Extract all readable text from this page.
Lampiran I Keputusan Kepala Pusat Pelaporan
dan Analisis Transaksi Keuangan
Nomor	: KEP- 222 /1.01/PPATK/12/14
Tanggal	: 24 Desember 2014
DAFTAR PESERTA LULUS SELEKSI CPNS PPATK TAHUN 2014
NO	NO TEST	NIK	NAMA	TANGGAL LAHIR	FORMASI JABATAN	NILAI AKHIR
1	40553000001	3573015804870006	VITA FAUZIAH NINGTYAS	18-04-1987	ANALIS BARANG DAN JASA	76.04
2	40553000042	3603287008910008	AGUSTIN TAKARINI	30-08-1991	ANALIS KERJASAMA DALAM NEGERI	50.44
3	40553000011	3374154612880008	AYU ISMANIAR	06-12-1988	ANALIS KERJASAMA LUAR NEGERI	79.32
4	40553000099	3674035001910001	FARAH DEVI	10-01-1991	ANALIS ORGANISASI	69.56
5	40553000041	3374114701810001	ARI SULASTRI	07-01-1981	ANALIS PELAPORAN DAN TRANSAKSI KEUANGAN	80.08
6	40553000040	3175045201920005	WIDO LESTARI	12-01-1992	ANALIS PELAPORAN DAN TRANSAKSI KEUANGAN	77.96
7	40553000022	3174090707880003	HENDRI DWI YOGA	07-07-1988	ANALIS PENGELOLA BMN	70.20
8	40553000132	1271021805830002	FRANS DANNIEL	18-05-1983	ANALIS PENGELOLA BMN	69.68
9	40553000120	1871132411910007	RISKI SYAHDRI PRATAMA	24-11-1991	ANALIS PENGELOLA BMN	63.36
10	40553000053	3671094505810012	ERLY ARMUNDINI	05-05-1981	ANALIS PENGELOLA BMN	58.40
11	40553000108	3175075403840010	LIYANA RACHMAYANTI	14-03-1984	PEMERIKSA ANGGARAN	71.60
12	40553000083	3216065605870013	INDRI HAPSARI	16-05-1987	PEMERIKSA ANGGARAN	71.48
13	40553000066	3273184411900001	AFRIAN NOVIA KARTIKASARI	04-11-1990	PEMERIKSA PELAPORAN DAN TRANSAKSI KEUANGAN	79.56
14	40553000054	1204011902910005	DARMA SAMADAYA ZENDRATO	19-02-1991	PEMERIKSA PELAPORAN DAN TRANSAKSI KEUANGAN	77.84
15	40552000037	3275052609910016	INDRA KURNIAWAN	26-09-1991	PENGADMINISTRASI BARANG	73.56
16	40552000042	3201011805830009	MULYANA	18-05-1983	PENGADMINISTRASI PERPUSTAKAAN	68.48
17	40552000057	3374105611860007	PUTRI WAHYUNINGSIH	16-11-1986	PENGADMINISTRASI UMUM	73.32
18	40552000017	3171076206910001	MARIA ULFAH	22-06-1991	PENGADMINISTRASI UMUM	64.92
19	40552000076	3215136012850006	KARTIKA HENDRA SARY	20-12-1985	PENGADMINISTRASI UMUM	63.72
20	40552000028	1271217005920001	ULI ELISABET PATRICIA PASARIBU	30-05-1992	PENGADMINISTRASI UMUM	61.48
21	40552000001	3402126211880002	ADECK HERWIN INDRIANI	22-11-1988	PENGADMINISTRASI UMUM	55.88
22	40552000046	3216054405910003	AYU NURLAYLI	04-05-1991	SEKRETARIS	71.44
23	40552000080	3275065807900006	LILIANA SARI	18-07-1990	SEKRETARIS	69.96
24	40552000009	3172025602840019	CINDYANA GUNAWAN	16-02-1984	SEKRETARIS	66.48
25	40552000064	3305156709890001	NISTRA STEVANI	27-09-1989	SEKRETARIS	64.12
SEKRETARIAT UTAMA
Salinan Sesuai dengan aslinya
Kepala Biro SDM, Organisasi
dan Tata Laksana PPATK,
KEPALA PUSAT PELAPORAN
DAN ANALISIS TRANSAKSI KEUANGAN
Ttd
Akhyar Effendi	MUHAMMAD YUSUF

### [Set task]
Look through the lines above and collect those with the word "PPATK".

### [Exercise answer]
Nomor	: KEP- 222 /1.01/PPATK/12/14
DAFTAR PESERTA LULUS SELEKSI CPNS PPATK TAHUN 2014
dan Tata Laksana PPATK,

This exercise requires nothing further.